» **REQUIRED WORK**
Pull out every line containing the string "phased".

» **MATERIAL FOR THIS TASK**

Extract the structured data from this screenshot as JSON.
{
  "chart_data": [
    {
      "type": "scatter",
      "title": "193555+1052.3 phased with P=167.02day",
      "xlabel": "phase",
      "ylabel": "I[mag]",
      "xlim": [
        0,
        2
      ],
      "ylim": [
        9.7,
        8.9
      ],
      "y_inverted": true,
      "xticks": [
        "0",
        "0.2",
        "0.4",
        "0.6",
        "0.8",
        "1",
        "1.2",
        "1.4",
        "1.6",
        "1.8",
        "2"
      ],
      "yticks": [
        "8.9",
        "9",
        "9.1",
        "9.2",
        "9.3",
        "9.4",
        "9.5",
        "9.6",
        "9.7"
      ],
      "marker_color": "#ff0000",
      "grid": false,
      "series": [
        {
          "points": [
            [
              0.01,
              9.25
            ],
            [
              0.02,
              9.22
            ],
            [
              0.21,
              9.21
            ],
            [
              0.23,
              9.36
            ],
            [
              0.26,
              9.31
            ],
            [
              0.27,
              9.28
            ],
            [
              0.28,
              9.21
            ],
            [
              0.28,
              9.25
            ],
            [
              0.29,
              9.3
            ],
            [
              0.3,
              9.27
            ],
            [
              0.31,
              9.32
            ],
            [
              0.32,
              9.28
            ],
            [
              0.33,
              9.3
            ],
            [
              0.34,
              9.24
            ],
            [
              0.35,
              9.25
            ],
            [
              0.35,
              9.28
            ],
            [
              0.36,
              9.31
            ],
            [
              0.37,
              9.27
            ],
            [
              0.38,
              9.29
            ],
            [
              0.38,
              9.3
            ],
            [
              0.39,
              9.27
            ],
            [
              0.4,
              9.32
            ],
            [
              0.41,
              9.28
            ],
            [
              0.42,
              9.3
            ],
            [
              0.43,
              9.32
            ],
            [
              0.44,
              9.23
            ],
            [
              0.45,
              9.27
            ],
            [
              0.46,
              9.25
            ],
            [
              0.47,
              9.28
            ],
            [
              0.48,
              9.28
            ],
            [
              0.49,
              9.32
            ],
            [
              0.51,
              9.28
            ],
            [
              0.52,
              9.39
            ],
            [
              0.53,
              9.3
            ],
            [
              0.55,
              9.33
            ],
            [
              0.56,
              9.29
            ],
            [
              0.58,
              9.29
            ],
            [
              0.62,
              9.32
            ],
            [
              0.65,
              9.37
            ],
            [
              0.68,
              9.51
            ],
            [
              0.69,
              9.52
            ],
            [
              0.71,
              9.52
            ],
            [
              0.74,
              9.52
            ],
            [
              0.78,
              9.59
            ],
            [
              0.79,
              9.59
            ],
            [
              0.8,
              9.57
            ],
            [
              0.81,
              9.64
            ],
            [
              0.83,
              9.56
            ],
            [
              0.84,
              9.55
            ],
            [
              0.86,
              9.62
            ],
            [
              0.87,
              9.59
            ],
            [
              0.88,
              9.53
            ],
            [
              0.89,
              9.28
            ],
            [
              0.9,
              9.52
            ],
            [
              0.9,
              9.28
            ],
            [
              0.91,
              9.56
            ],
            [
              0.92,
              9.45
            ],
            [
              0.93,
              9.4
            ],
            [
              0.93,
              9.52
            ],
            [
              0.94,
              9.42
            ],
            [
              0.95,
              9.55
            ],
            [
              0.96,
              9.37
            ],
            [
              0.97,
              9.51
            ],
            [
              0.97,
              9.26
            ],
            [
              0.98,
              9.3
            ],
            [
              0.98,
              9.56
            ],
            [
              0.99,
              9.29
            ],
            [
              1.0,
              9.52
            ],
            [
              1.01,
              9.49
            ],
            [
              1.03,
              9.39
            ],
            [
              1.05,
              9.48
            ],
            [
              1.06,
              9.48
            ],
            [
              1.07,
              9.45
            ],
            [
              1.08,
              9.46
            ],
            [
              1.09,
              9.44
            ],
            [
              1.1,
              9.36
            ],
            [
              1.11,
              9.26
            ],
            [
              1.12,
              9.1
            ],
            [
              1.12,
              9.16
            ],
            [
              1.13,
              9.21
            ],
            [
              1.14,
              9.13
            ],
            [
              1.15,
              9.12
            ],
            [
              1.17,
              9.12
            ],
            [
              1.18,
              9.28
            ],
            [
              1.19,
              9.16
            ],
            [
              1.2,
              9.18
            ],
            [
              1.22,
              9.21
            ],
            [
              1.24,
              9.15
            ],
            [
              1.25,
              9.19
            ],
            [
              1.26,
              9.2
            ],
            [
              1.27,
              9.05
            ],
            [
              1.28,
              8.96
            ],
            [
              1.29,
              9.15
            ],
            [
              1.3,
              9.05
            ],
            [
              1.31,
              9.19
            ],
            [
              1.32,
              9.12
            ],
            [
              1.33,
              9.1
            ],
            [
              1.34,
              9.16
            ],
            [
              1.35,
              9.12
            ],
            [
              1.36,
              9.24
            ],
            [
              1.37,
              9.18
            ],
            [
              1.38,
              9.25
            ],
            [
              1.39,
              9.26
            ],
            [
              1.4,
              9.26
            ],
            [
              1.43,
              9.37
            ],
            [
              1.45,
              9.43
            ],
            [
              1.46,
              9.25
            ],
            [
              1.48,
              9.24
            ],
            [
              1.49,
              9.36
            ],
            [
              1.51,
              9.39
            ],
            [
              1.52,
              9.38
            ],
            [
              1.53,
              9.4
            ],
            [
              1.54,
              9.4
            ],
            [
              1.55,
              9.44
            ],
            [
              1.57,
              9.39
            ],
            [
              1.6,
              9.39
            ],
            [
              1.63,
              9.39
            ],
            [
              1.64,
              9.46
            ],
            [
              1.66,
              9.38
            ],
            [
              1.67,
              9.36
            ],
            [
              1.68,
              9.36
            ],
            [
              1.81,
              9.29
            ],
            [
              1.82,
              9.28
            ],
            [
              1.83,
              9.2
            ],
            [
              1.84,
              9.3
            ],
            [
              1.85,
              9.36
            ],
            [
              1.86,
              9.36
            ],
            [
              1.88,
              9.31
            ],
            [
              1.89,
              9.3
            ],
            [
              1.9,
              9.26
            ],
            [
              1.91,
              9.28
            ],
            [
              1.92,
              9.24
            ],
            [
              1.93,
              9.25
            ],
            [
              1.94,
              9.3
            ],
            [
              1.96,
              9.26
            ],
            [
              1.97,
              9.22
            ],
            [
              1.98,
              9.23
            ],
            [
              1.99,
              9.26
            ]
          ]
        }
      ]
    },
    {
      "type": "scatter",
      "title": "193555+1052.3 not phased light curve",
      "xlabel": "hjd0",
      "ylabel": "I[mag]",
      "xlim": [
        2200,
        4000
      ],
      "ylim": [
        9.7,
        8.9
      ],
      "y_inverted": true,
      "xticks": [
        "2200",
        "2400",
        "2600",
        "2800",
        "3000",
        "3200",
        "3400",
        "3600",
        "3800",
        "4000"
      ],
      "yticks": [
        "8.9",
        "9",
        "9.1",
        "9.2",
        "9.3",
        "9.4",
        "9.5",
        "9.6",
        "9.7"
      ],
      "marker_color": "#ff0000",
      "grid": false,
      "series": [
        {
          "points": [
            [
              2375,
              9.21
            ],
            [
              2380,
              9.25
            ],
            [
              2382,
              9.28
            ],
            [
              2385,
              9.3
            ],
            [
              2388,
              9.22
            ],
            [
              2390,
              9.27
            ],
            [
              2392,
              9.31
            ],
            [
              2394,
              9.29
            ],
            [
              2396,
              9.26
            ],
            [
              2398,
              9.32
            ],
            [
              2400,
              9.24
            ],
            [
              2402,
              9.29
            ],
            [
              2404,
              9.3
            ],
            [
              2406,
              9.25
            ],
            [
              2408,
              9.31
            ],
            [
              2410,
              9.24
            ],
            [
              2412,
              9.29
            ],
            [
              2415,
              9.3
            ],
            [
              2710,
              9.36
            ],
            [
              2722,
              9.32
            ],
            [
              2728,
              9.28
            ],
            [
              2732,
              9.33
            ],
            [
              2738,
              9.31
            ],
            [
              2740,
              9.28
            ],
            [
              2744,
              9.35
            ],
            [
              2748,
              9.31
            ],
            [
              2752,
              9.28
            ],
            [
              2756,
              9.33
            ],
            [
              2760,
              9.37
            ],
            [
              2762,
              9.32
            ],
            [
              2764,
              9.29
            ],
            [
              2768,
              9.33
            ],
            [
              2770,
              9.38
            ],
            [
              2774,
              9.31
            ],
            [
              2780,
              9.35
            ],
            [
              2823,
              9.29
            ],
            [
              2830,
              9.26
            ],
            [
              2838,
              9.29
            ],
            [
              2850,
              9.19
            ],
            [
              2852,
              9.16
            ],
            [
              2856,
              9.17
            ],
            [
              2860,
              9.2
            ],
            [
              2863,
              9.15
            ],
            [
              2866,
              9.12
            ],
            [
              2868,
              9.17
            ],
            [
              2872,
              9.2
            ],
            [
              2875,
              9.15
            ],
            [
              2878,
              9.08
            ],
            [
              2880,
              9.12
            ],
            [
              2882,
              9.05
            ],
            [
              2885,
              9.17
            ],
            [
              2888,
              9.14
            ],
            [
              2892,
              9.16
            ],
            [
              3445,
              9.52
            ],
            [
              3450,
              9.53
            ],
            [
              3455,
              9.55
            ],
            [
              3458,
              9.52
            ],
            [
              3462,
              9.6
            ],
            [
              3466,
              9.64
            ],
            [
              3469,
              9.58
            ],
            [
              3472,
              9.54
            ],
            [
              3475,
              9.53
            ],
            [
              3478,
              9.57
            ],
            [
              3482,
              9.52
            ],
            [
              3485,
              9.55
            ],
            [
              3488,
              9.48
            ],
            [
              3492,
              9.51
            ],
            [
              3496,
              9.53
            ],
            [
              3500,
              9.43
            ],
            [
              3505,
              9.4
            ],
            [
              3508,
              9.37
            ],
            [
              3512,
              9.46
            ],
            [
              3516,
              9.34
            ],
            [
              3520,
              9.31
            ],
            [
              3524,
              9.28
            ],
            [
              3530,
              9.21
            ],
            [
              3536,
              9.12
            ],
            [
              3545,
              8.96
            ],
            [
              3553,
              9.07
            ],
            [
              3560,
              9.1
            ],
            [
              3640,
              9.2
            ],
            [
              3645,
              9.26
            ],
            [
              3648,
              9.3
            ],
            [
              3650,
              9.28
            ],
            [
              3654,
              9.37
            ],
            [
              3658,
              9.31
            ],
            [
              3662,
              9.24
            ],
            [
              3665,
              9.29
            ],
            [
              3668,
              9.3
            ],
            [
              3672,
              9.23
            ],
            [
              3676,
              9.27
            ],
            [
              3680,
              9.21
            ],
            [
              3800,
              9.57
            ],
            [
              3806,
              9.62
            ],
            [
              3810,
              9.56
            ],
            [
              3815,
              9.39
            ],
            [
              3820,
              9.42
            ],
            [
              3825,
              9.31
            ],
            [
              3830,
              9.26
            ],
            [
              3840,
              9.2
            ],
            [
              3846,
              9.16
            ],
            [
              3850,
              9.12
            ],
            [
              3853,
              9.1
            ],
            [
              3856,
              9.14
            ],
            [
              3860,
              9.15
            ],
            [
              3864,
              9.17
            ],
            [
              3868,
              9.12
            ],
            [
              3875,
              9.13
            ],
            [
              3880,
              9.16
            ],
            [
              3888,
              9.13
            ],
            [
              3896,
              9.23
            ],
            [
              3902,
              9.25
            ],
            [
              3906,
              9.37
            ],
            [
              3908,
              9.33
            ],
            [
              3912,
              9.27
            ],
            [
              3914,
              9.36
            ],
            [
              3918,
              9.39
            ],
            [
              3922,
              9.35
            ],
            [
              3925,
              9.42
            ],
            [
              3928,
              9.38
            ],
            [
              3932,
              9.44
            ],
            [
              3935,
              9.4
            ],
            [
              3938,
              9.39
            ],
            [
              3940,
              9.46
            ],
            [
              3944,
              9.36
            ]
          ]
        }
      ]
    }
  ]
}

» **OUTPUT FOR THIS TASK**
      "title": "193555+1052.3 phased with P=167.02day",
      "title": "193555+1052.3 not phased light curve",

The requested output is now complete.